▸ **AIM**: Please quote the passage on political bias at colleges between "Increasingly, conservatives are" and "of its own.", inclusive.

▸ **SOURCE DOCUMENT**:
They have a point. In the 2004 presidential race, professors at America's top-five schools (ranked by the U.S. News & World Report as Harvard, Princeton, Yale, The University of Pennsylvania and Duke) sent almost 96 percent of their political donations to Senator John Kerry's Democratic campaign. The numbers are even more lopsided in some fields of study. A 2003 survey found that in some departments, such as sociology and anthropology, liberal-leaning faculty outnumbered conservatives by almost thirty-to-one.
According to an increasingly vocal contingent of campus conservatives, the carryover of liberal political bias into the classroom is undeniable.
"I've definitely felt uncomfortable with a professor who was very involved with the Dean Campaign. It was a very small class in my freshman year and I was terrified to let it be known that I was a conservative. I really was afraid that he would attack me and I knew that I would not be able to stand up to him. The man had been a professor for thirty years, and I knew that I didn't know enough then to take him on," said Julie Aud, a junior at the University of Indiana and press secretary for the campus' College Republicans. "As conservatives we should never have to feel uncomfortable in the classroom because of our beliefs."
In response, students have taken matters into their own hands by speaking out in class, challenging their professors and compiling an extensive record of just how often teachers shoot opposing ideas down. And they're doing it systematically.
To document bias, websites run by outside organizations, such as Students for Academic Freedom, the Foundation for Individual Rights in Higher Education, Campus Watch, Speechcodes.org and Noindoctrination.org, encourage students to post examples of their personal experiences. Postings are listed by date or school, with accusations ranging from casual anti-Bush administration remarks and narrowly-focused readings, to all-out refusals to address student comments.
Increasingly, conservatives are also creating their own alternatives to popular on-campus activities that are aimed at ruffling feathers of their liberal counterparts.
Back in February 2003, at the height of the debate over affirmative action at the University of Michigan, -- aimed at defying discrimination by giving minorities priority in the college application process -- the College Republicans at UCLA staged an "Affirmative Action Bake Sale." By charging minorities and women less for brownies and chocolate chip cookies, the chapter intended to rub passersby the wrong way, but the event soon took on a life of its own.
By March, 2005, at least five more had popped up around the west coast, and by the end of the school year, the phenomenon had spread to dozens of chapters throughout the country, inciting controversy in almost every case.

▸ **SUPPLIED RECORDS**:
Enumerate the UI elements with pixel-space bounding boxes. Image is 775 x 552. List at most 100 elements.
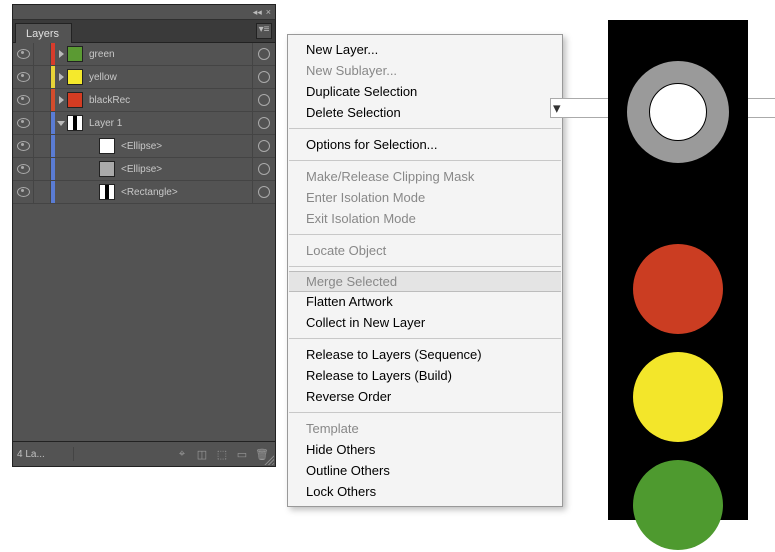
---
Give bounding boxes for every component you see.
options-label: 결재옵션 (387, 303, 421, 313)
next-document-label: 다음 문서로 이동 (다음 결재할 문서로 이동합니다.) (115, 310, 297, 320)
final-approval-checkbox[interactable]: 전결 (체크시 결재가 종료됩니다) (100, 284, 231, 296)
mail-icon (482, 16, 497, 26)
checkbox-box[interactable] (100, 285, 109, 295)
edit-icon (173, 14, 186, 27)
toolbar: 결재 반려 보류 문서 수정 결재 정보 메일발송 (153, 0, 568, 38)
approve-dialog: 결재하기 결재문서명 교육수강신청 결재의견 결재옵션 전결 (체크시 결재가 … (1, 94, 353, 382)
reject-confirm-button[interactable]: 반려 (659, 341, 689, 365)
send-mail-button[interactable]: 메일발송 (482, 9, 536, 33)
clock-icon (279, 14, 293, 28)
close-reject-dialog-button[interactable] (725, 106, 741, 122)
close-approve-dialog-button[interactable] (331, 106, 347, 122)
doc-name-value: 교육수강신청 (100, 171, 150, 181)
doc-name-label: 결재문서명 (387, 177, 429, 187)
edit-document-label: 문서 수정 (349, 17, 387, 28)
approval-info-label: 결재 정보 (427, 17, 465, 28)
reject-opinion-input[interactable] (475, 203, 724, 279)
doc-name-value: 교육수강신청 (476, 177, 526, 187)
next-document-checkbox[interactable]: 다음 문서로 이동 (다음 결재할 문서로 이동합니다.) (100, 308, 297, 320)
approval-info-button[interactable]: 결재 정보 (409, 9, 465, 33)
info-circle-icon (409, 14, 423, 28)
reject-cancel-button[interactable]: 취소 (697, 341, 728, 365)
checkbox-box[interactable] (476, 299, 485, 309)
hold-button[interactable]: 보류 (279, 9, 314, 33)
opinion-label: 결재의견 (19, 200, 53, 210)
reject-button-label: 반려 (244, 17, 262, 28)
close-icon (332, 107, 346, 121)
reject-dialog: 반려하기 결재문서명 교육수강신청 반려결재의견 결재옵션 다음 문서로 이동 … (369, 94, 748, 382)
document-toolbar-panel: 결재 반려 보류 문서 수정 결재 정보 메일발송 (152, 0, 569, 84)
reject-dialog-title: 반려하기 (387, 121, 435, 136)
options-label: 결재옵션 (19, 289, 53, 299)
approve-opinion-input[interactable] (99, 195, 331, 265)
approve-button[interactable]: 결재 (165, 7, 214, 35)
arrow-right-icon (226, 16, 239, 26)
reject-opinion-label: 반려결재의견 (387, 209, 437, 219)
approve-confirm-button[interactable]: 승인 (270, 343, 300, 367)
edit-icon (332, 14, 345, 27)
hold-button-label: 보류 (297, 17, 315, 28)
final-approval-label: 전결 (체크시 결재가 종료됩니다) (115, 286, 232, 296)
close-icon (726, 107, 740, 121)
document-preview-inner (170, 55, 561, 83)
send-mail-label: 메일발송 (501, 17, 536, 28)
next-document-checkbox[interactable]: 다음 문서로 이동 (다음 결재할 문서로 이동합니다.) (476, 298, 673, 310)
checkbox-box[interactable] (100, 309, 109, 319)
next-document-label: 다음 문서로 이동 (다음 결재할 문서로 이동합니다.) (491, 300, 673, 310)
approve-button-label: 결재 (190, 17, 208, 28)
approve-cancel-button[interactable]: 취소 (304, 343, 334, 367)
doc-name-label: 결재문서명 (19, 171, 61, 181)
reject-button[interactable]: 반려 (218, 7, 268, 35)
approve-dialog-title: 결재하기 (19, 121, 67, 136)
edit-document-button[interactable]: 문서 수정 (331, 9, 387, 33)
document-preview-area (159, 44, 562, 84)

▸ **EXERCISE OUTPUT**:
Increasingly, conservatives are also creating their own alternatives to popular on-campus activities that are aimed at ruffling feathers of their liberal counterparts.
Back in February 2003, at the height of the debate over affirmative action at the University of Michigan, -- aimed at defying discrimination by giving minorities priority in the college application process -- the College Republicans at UCLA staged an "Affirmative Action Bake Sale." By charging minorities and women less for brownies and chocolate chip cookies, the chapter intended to rub passersby the wrong way, but the event soon took on a life of its own.